Reproduce the listing verbatim.

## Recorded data
----------

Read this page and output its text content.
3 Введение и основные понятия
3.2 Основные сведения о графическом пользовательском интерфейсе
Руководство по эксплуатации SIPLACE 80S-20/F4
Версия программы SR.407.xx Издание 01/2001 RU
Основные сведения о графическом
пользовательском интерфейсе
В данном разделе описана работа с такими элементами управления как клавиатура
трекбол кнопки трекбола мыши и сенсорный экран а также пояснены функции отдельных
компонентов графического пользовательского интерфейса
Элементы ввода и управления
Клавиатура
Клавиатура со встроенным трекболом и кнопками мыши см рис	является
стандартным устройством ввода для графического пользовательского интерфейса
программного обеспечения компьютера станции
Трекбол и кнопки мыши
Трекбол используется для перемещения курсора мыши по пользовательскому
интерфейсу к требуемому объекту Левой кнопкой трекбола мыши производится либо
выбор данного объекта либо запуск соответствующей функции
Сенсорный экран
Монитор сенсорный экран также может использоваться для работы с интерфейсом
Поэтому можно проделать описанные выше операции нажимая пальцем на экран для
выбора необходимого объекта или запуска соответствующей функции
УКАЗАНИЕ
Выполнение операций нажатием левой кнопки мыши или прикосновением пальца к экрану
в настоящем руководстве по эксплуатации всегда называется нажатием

----------

## Answer to this problem
Read this page and output its text content.
3 Введение и основные понятия
3.2 Основные сведения о графическом пользовательском интерфейсе
Руководство по эксплуатации SIPLACE 80S-20/F4
Версия программы SR.407.xx Издание 01/2001 RU
Основные сведения о графическом
пользовательском интерфейсе
В данном разделе описана работа с такими элементами управления как клавиатура
трекбол кнопки трекбола мыши и сенсорный экран а также пояснены функции отдельных
компонентов графического пользовательского интерфейса
Элементы ввода и управления
Клавиатура
Клавиатура со встроенным трекболом и кнопками мыши см рис	является
стандартным устройством ввода для графического пользовательского интерфейса
программного обеспечения компьютера станции
Трекбол и кнопки мыши
Трекбол используется для перемещения курсора мыши по пользовательскому
интерфейсу к требуемому объекту Левой кнопкой трекбола мыши производится либо
выбор данного объекта либо запуск соответствующей функции
Сенсорный экран
Монитор сенсорный экран также может использоваться для работы с интерфейсом
Поэтому можно проделать описанные выше операции нажимая пальцем на экран для
выбора необходимого объекта или запуска соответствующей функции
УКАЗАНИЕ
Выполнение операций нажатием левой кнопки мыши или прикосновением пальца к экрану
в настоящем руководстве по эксплуатации всегда называется нажатием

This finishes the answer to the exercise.